The records below must be transcribed exactly. Do not include the pictures.

++++

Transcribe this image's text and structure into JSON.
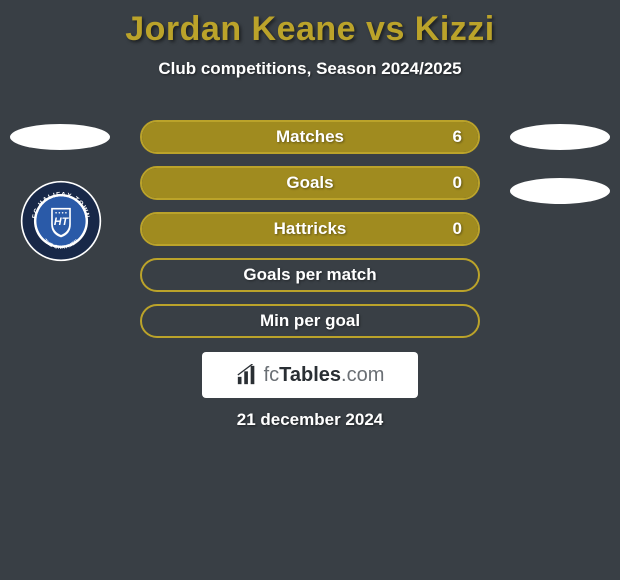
{
  "colors": {
    "background": "#393f45",
    "accent": "#bba32a",
    "accent_dark": "#a08b1f",
    "text_main": "#ffffff",
    "bar_text": "#ffffff",
    "ellipse": "#ffffff",
    "logo_bg": "#ffffff",
    "badge_outer": "#182848",
    "badge_ring": "#ffffff",
    "badge_inner": "#2a5aa8"
  },
  "title": {
    "text": "Jordan Keane vs Kizzi",
    "fontsize": 34,
    "color": "#bba32a"
  },
  "subtitle": {
    "text": "Club competitions, Season 2024/2025",
    "fontsize": 17,
    "color": "#ffffff"
  },
  "bars": {
    "border_color": "#bba32a",
    "fill_color": "#a08b1f",
    "height": 34,
    "label_fontsize": 17,
    "value_fontsize": 17,
    "items": [
      {
        "label": "Matches",
        "value": "6",
        "fill_ratio": 1.0,
        "show_value": true
      },
      {
        "label": "Goals",
        "value": "0",
        "fill_ratio": 1.0,
        "show_value": true
      },
      {
        "label": "Hattricks",
        "value": "0",
        "fill_ratio": 1.0,
        "show_value": true
      },
      {
        "label": "Goals per match",
        "value": "",
        "fill_ratio": 0.0,
        "show_value": false
      },
      {
        "label": "Min per goal",
        "value": "",
        "fill_ratio": 0.0,
        "show_value": false
      }
    ]
  },
  "fc_logo": {
    "prefix": "fc",
    "main": "Tables",
    "suffix": ".com"
  },
  "date": {
    "text": "21 december 2024",
    "fontsize": 17,
    "color": "#ffffff"
  },
  "badge": {
    "top_text": "FC HALIFAX TOWN",
    "initials": "HT",
    "bottom_text": "THE SHAYMEN"
  }
}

++++

FINAL ANSWER ::
Transcribe this image's text and structure into JSON.
{
  "colors": {
    "background": "#393f45",
    "accent": "#bba32a",
    "accent_dark": "#a08b1f",
    "text_main": "#ffffff",
    "bar_text": "#ffffff",
    "ellipse": "#ffffff",
    "logo_bg": "#ffffff",
    "badge_outer": "#182848",
    "badge_ring": "#ffffff",
    "badge_inner": "#2a5aa8"
  },
  "title": {
    "text": "Jordan Keane vs Kizzi",
    "fontsize": 34,
    "color": "#bba32a"
  },
  "subtitle": {
    "text": "Club competitions, Season 2024/2025",
    "fontsize": 17,
    "color": "#ffffff"
  },
  "bars": {
    "border_color": "#bba32a",
    "fill_color": "#a08b1f",
    "height": 34,
    "label_fontsize": 17,
    "value_fontsize": 17,
    "items": [
      {
        "label": "Matches",
        "value": "6",
        "fill_ratio": 1.0,
        "show_value": true
      },
      {
        "label": "Goals",
        "value": "0",
        "fill_ratio": 1.0,
        "show_value": true
      },
      {
        "label": "Hattricks",
        "value": "0",
        "fill_ratio": 1.0,
        "show_value": true
      },
      {
        "label": "Goals per match",
        "value": "",
        "fill_ratio": 0.0,
        "show_value": false
      },
      {
        "label": "Min per goal",
        "value": "",
        "fill_ratio": 0.0,
        "show_value": false
      }
    ]
  },
  "fc_logo": {
    "prefix": "fc",
    "main": "Tables",
    "suffix": ".com"
  },
  "date": {
    "text": "21 december 2024",
    "fontsize": 17,
    "color": "#ffffff"
  },
  "badge": {
    "top_text": "FC HALIFAX TOWN",
    "initials": "HT",
    "bottom_text": "THE SHAYMEN"
  }
}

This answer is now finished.